Excerpts from a figure dataset:
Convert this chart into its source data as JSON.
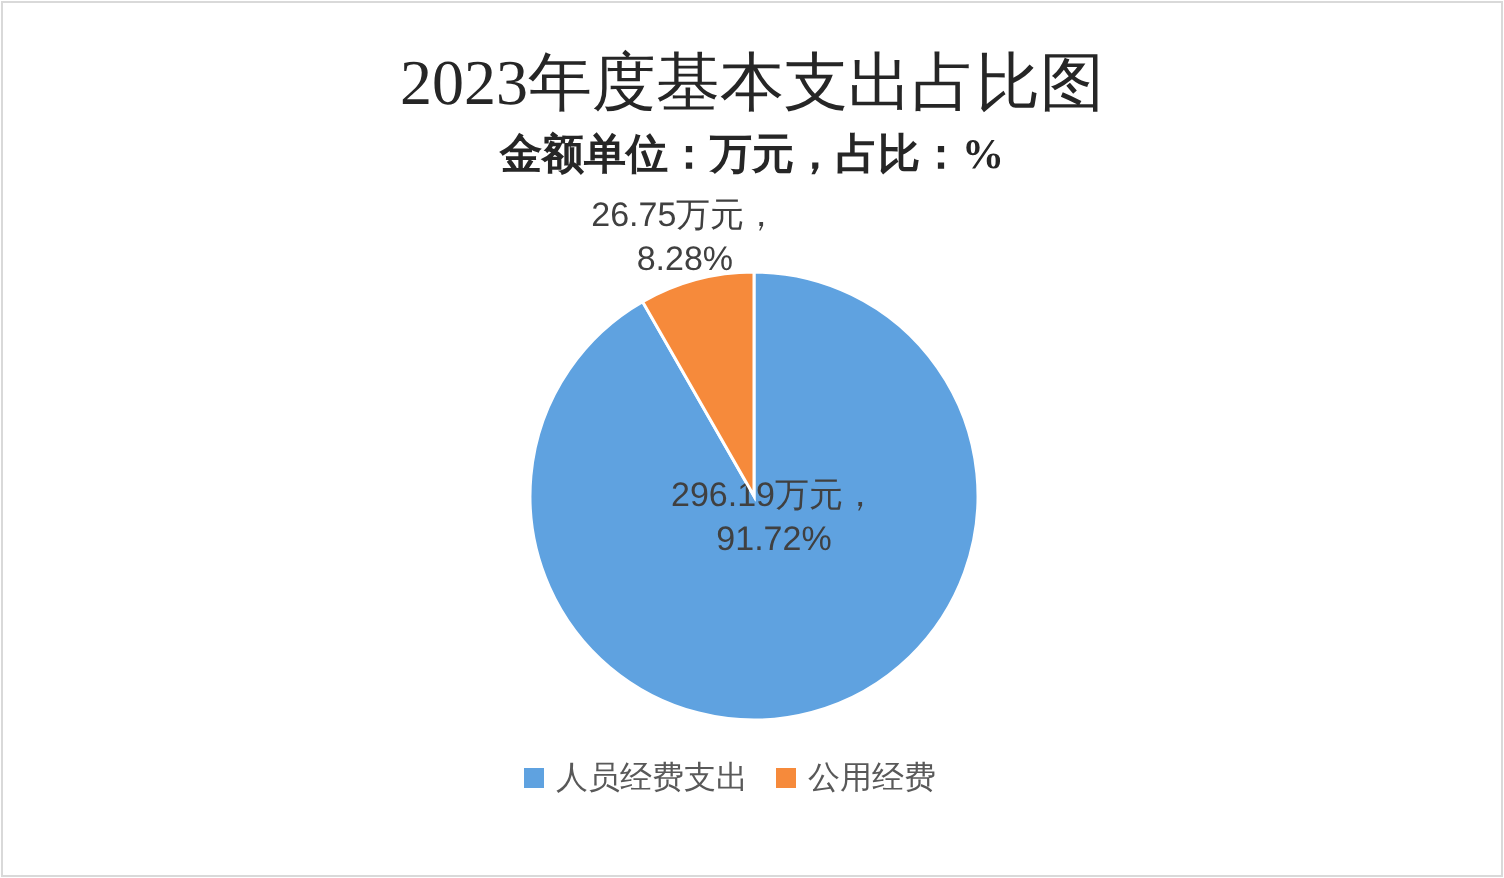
{
  "chart_data": {
    "type": "pie",
    "title": "2023年度基本支出占比图",
    "subtitle": "金额单位：万元，占比：%",
    "categories": [
      "人员经费支出",
      "公用经费"
    ],
    "values": [
      296.19,
      26.75
    ],
    "colors": [
      "#5fa2e0",
      "#f68a3b"
    ],
    "value_labels": [
      "296.19万元，\n91.72%",
      "26.75万元，\n8.28%"
    ],
    "legend": "bottom"
  }
}
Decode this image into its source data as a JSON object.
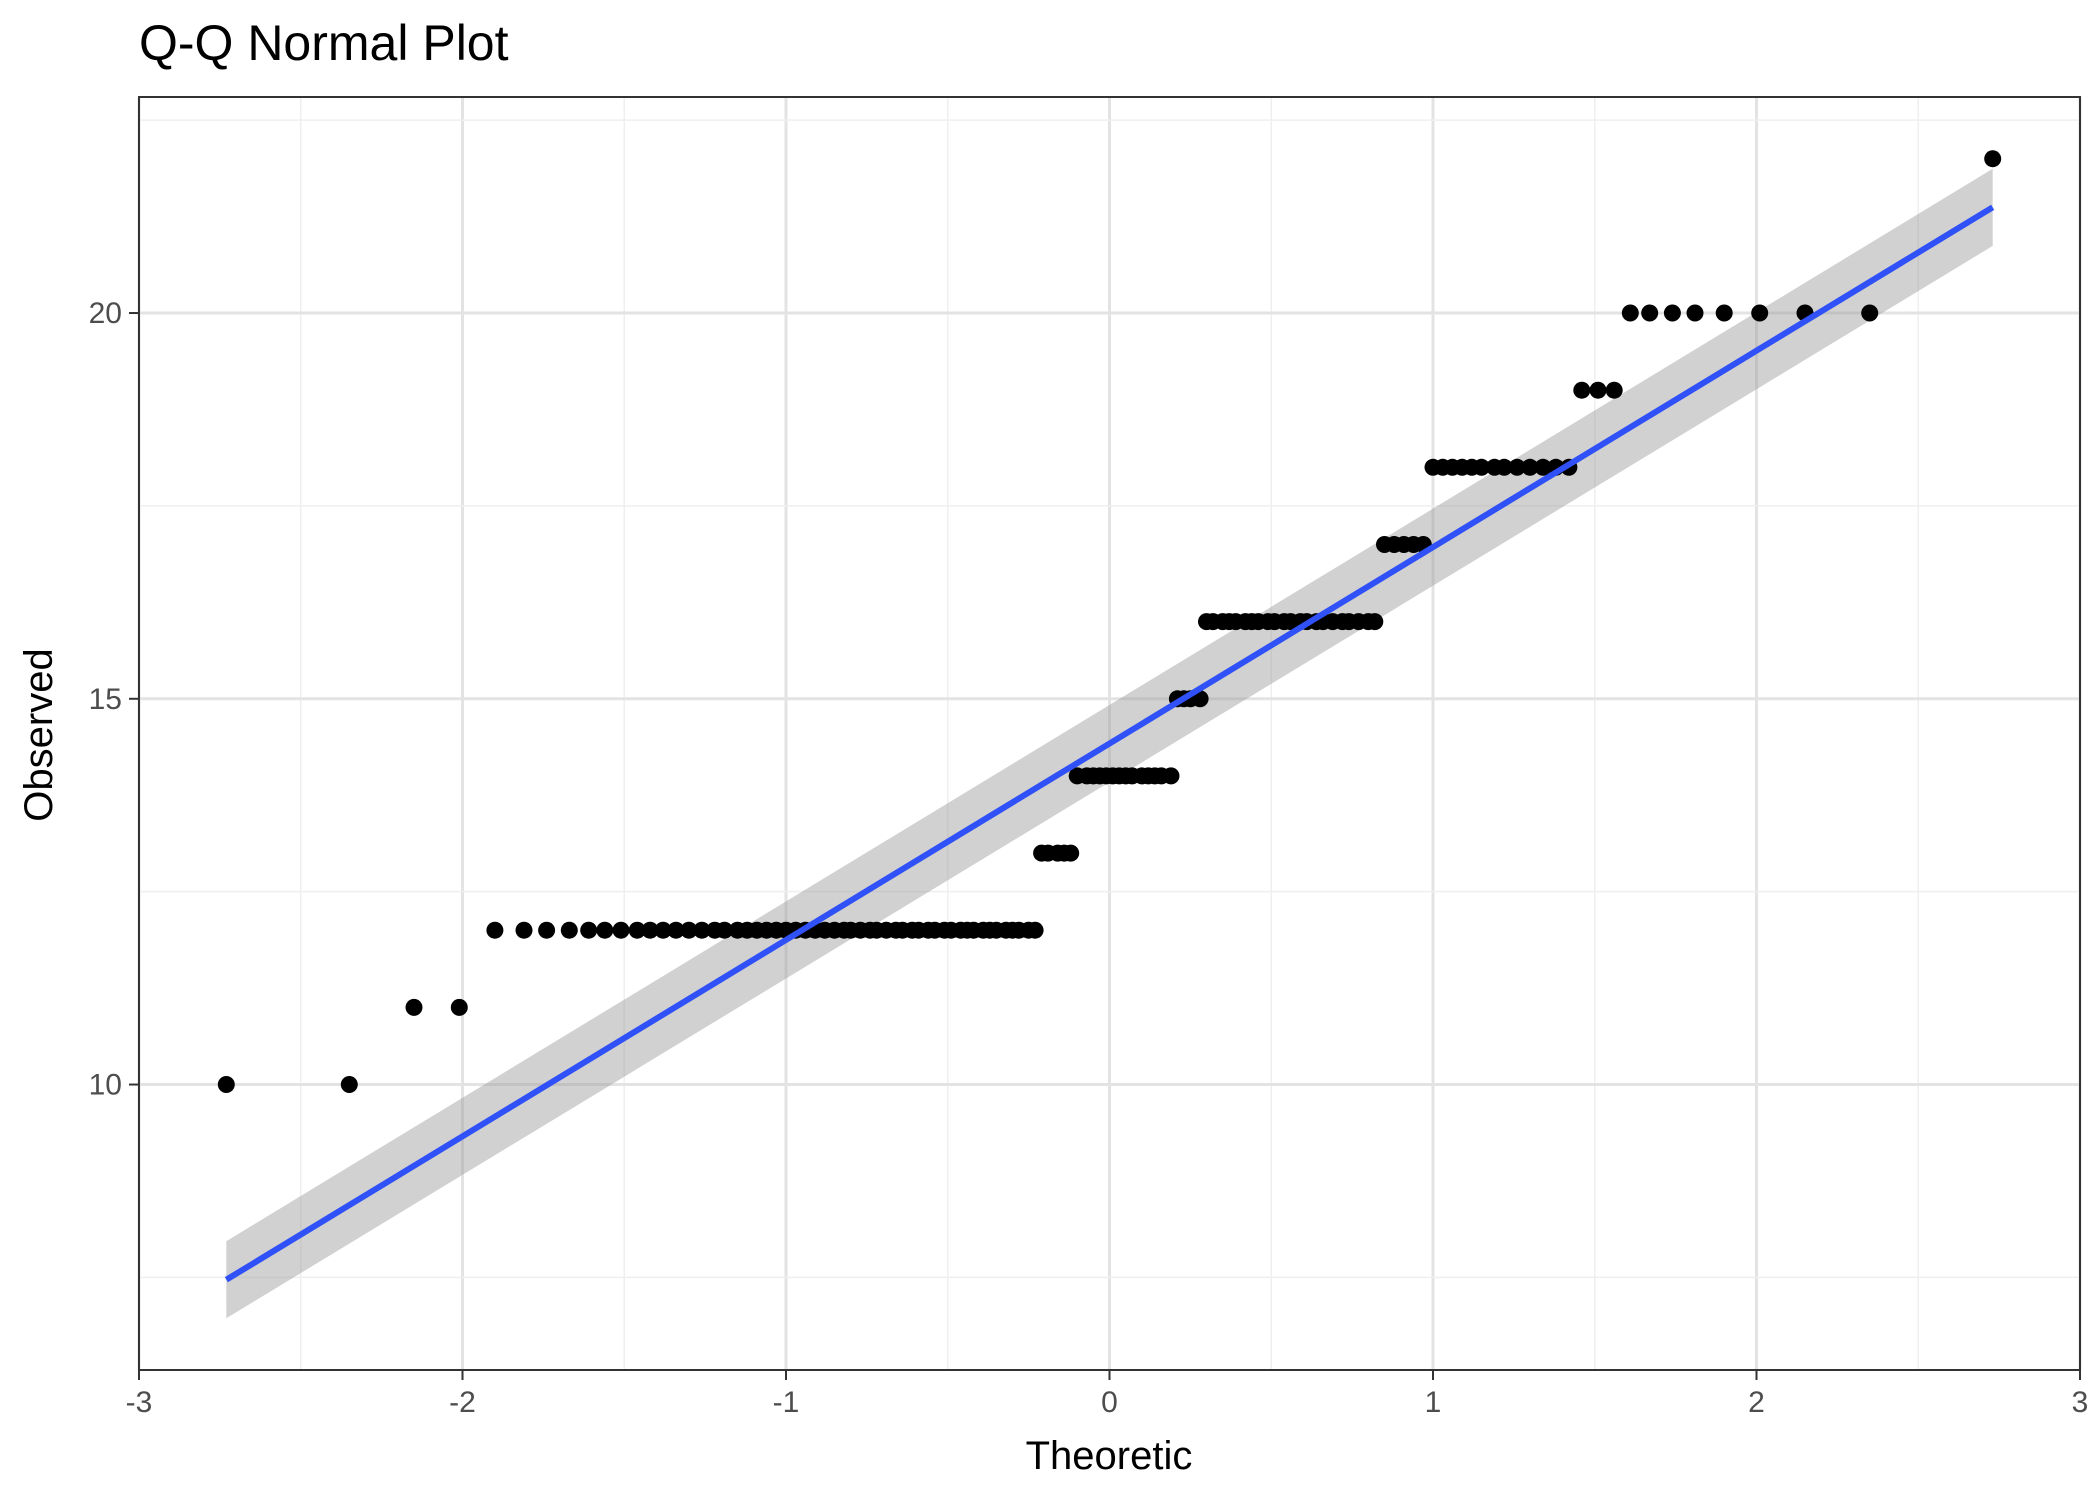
{
  "chart_data": {
    "type": "scatter",
    "title": "Q-Q Normal Plot",
    "xlabel": "Theoretic",
    "ylabel": "Observed",
    "xlim": [
      -3,
      3
    ],
    "ylim": [
      6.3,
      22.8
    ],
    "x_ticks": [
      -3,
      -2,
      -1,
      0,
      1,
      2,
      3
    ],
    "x_tick_labels": [
      "-3",
      "-2",
      "-1",
      "0",
      "1",
      "2",
      "3"
    ],
    "y_ticks": [
      10,
      15,
      20
    ],
    "y_tick_labels": [
      "10",
      "15",
      "20"
    ],
    "grid": true,
    "points_x": [
      -2.73,
      -2.35,
      -2.15,
      -2.01,
      -1.9,
      -1.81,
      -1.74,
      -1.67,
      -1.61,
      -1.56,
      -1.51,
      -1.46,
      -1.42,
      -1.38,
      -1.34,
      -1.3,
      -1.26,
      -1.22,
      -1.19,
      -1.15,
      -1.12,
      -1.09,
      -1.06,
      -1.03,
      -1.0,
      -0.97,
      -0.94,
      -0.91,
      -0.88,
      -0.85,
      -0.82,
      -0.8,
      -0.77,
      -0.74,
      -0.72,
      -0.69,
      -0.66,
      -0.64,
      -0.61,
      -0.59,
      -0.56,
      -0.54,
      -0.51,
      -0.49,
      -0.46,
      -0.44,
      -0.42,
      -0.39,
      -0.37,
      -0.35,
      -0.32,
      -0.3,
      -0.28,
      -0.25,
      -0.23,
      -0.21,
      -0.19,
      -0.16,
      -0.14,
      -0.12,
      -0.1,
      -0.07,
      -0.05,
      -0.03,
      -0.01,
      0.01,
      0.03,
      0.05,
      0.07,
      0.1,
      0.12,
      0.14,
      0.16,
      0.19,
      0.21,
      0.23,
      0.25,
      0.28,
      0.3,
      0.32,
      0.35,
      0.37,
      0.39,
      0.42,
      0.44,
      0.46,
      0.49,
      0.51,
      0.54,
      0.56,
      0.59,
      0.61,
      0.64,
      0.66,
      0.69,
      0.72,
      0.74,
      0.77,
      0.8,
      0.82,
      0.85,
      0.88,
      0.91,
      0.94,
      0.97,
      1.0,
      1.03,
      1.06,
      1.09,
      1.12,
      1.15,
      1.19,
      1.22,
      1.26,
      1.3,
      1.34,
      1.38,
      1.42,
      1.46,
      1.51,
      1.56,
      1.61,
      1.67,
      1.74,
      1.81,
      1.9,
      2.01,
      2.15,
      2.35,
      2.73
    ],
    "points_y": [
      10,
      10,
      11,
      11,
      12,
      12,
      12,
      12,
      12,
      12,
      12,
      12,
      12,
      12,
      12,
      12,
      12,
      12,
      12,
      12,
      12,
      12,
      12,
      12,
      12,
      12,
      12,
      12,
      12,
      12,
      12,
      12,
      12,
      12,
      12,
      12,
      12,
      12,
      12,
      12,
      12,
      12,
      12,
      12,
      12,
      12,
      12,
      12,
      12,
      12,
      12,
      12,
      12,
      12,
      12,
      13,
      13,
      13,
      13,
      13,
      14,
      14,
      14,
      14,
      14,
      14,
      14,
      14,
      14,
      14,
      14,
      14,
      14,
      14,
      15,
      15,
      15,
      15,
      16,
      16,
      16,
      16,
      16,
      16,
      16,
      16,
      16,
      16,
      16,
      16,
      16,
      16,
      16,
      16,
      16,
      16,
      16,
      16,
      16,
      16,
      17,
      17,
      17,
      17,
      17,
      18,
      18,
      18,
      18,
      18,
      18,
      18,
      18,
      18,
      18,
      18,
      18,
      18,
      19,
      19,
      19,
      20,
      20,
      20,
      20,
      20,
      20,
      20,
      20,
      22,
      22
    ],
    "fit_line": {
      "x": [
        -2.73,
        2.73
      ],
      "y": [
        7.47,
        21.37
      ],
      "band_lower": [
        6.97,
        20.87
      ],
      "band_upper": [
        7.97,
        21.87
      ],
      "color": "#3050f8",
      "band_color": "#999999"
    }
  }
}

Work to complete: With the pictures omitted, reproduce the records in full and exactly.

Solution to this problem:
Convert this chart into its source data as JSON.
{
  "chart_data": {
    "type": "pie",
    "title": "2023年度基本支出占比图",
    "subtitle": "金额单位：万元，占比：%",
    "categories": [
      "人员经费支出",
      "公用经费"
    ],
    "values": [
      296.19,
      26.75
    ],
    "colors": [
      "#5fa2e0",
      "#f68a3b"
    ],
    "value_labels": [
      "296.19万元，\n91.72%",
      "26.75万元，\n8.28%"
    ],
    "legend": "bottom"
  }
}
Decode this image into its source data as a JSON object.
{
  "chart_data": {
    "type": "scatter",
    "title": "Q-Q Normal Plot",
    "xlabel": "Theoretic",
    "ylabel": "Observed",
    "xlim": [
      -3,
      3
    ],
    "ylim": [
      6.3,
      22.8
    ],
    "x_ticks": [
      -3,
      -2,
      -1,
      0,
      1,
      2,
      3
    ],
    "x_tick_labels": [
      "-3",
      "-2",
      "-1",
      "0",
      "1",
      "2",
      "3"
    ],
    "y_ticks": [
      10,
      15,
      20
    ],
    "y_tick_labels": [
      "10",
      "15",
      "20"
    ],
    "grid": true,
    "points_x": [
      -2.73,
      -2.35,
      -2.15,
      -2.01,
      -1.9,
      -1.81,
      -1.74,
      -1.67,
      -1.61,
      -1.56,
      -1.51,
      -1.46,
      -1.42,
      -1.38,
      -1.34,
      -1.3,
      -1.26,
      -1.22,
      -1.19,
      -1.15,
      -1.12,
      -1.09,
      -1.06,
      -1.03,
      -1.0,
      -0.97,
      -0.94,
      -0.91,
      -0.88,
      -0.85,
      -0.82,
      -0.8,
      -0.77,
      -0.74,
      -0.72,
      -0.69,
      -0.66,
      -0.64,
      -0.61,
      -0.59,
      -0.56,
      -0.54,
      -0.51,
      -0.49,
      -0.46,
      -0.44,
      -0.42,
      -0.39,
      -0.37,
      -0.35,
      -0.32,
      -0.3,
      -0.28,
      -0.25,
      -0.23,
      -0.21,
      -0.19,
      -0.16,
      -0.14,
      -0.12,
      -0.1,
      -0.07,
      -0.05,
      -0.03,
      -0.01,
      0.01,
      0.03,
      0.05,
      0.07,
      0.1,
      0.12,
      0.14,
      0.16,
      0.19,
      0.21,
      0.23,
      0.25,
      0.28,
      0.3,
      0.32,
      0.35,
      0.37,
      0.39,
      0.42,
      0.44,
      0.46,
      0.49,
      0.51,
      0.54,
      0.56,
      0.59,
      0.61,
      0.64,
      0.66,
      0.69,
      0.72,
      0.74,
      0.77,
      0.8,
      0.82,
      0.85,
      0.88,
      0.91,
      0.94,
      0.97,
      1.0,
      1.03,
      1.06,
      1.09,
      1.12,
      1.15,
      1.19,
      1.22,
      1.26,
      1.3,
      1.34,
      1.38,
      1.42,
      1.46,
      1.51,
      1.56,
      1.61,
      1.67,
      1.74,
      1.81,
      1.9,
      2.01,
      2.15,
      2.35,
      2.73
    ],
    "points_y": [
      10,
      10,
      11,
      11,
      12,
      12,
      12,
      12,
      12,
      12,
      12,
      12,
      12,
      12,
      12,
      12,
      12,
      12,
      12,
      12,
      12,
      12,
      12,
      12,
      12,
      12,
      12,
      12,
      12,
      12,
      12,
      12,
      12,
      12,
      12,
      12,
      12,
      12,
      12,
      12,
      12,
      12,
      12,
      12,
      12,
      12,
      12,
      12,
      12,
      12,
      12,
      12,
      12,
      12,
      12,
      13,
      13,
      13,
      13,
      13,
      14,
      14,
      14,
      14,
      14,
      14,
      14,
      14,
      14,
      14,
      14,
      14,
      14,
      14,
      15,
      15,
      15,
      15,
      16,
      16,
      16,
      16,
      16,
      16,
      16,
      16,
      16,
      16,
      16,
      16,
      16,
      16,
      16,
      16,
      16,
      16,
      16,
      16,
      16,
      16,
      17,
      17,
      17,
      17,
      17,
      18,
      18,
      18,
      18,
      18,
      18,
      18,
      18,
      18,
      18,
      18,
      18,
      18,
      19,
      19,
      19,
      20,
      20,
      20,
      20,
      20,
      20,
      20,
      20,
      22,
      22
    ],
    "fit_line": {
      "x": [
        -2.73,
        2.73
      ],
      "y": [
        7.47,
        21.37
      ],
      "band_lower": [
        6.97,
        20.87
      ],
      "band_upper": [
        7.97,
        21.87
      ],
      "color": "#3050f8",
      "band_color": "#999999"
    }
  }
}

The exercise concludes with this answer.